* EXERCISE BRIEF
Extract every line below that contains the word "signal".

* LISTED ENTRIES
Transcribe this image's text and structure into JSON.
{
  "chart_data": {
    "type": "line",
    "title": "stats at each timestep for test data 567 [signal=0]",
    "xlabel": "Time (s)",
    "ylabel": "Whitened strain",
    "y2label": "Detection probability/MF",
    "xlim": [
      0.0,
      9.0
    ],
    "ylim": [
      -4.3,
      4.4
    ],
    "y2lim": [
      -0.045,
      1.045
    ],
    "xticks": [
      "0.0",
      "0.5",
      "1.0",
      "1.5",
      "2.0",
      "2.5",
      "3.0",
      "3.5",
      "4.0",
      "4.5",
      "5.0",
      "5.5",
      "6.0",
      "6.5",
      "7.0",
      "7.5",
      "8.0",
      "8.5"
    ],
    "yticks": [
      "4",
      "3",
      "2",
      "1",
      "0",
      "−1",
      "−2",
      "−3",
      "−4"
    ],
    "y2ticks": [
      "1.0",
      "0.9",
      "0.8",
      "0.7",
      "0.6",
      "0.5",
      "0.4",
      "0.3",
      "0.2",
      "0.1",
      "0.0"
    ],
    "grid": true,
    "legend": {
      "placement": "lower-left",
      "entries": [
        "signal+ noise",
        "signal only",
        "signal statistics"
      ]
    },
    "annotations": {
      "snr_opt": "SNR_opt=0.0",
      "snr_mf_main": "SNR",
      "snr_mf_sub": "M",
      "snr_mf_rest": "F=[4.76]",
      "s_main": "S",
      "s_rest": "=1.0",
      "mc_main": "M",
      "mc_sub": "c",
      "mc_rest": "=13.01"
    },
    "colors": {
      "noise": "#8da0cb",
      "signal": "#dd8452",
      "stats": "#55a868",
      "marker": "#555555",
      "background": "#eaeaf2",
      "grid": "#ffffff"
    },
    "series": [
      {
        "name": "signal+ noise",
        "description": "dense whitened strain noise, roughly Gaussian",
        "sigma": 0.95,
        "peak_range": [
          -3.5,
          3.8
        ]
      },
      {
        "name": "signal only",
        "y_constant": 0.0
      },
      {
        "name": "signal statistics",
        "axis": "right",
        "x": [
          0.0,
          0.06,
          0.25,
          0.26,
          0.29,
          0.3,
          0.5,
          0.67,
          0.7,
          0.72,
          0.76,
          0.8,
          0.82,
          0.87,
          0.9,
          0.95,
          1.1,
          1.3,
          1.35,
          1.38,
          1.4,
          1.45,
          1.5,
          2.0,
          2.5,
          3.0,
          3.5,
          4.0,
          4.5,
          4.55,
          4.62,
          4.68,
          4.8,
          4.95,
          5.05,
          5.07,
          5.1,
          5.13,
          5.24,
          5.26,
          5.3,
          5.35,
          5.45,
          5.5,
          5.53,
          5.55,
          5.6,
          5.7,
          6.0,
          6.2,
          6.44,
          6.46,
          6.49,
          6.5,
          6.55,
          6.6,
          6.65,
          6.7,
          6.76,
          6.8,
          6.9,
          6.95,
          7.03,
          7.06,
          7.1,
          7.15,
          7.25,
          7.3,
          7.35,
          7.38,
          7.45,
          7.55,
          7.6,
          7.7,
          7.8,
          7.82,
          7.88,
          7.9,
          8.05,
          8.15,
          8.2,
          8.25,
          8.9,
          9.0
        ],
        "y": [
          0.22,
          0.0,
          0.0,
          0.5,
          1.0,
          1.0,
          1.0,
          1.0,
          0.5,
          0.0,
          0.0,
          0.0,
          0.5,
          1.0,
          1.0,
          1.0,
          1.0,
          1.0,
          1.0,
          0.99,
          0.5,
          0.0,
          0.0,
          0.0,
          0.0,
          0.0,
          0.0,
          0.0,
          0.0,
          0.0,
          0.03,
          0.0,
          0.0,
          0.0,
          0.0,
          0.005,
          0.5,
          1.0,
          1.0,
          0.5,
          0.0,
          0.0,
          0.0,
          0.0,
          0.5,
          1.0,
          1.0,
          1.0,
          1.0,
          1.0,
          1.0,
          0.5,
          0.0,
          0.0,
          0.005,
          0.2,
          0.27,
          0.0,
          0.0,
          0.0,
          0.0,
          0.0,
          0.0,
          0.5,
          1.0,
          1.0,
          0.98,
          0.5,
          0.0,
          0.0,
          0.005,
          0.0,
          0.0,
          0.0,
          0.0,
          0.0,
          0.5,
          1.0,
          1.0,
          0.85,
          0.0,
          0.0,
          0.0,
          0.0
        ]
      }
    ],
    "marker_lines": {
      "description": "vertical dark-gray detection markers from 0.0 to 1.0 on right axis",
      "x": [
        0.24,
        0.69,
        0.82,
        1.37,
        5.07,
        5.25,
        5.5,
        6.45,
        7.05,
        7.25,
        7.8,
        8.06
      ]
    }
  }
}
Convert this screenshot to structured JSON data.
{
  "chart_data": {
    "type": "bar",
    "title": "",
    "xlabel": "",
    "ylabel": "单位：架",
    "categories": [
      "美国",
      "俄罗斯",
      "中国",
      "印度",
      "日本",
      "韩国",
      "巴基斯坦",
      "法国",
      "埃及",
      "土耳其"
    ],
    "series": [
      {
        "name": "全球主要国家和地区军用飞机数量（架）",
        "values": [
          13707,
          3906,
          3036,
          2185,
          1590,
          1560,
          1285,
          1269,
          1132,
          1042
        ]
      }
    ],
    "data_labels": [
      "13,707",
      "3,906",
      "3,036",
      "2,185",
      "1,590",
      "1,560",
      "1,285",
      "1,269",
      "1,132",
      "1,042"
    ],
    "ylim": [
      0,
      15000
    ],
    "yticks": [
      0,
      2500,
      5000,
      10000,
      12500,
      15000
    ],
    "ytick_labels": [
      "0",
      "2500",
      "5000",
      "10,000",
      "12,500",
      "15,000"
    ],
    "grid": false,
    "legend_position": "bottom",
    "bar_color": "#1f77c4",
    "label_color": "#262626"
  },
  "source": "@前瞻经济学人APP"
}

* SOLUTION TO THE PROBLEM
    "title": "stats at each timestep for test data 567 [signal=0]",
        "signal+ noise",
        "signal only",
        "signal statistics"
      "signal": "#dd8452",
        "name": "signal+ noise",
        "name": "signal only",
        "name": "signal statistics",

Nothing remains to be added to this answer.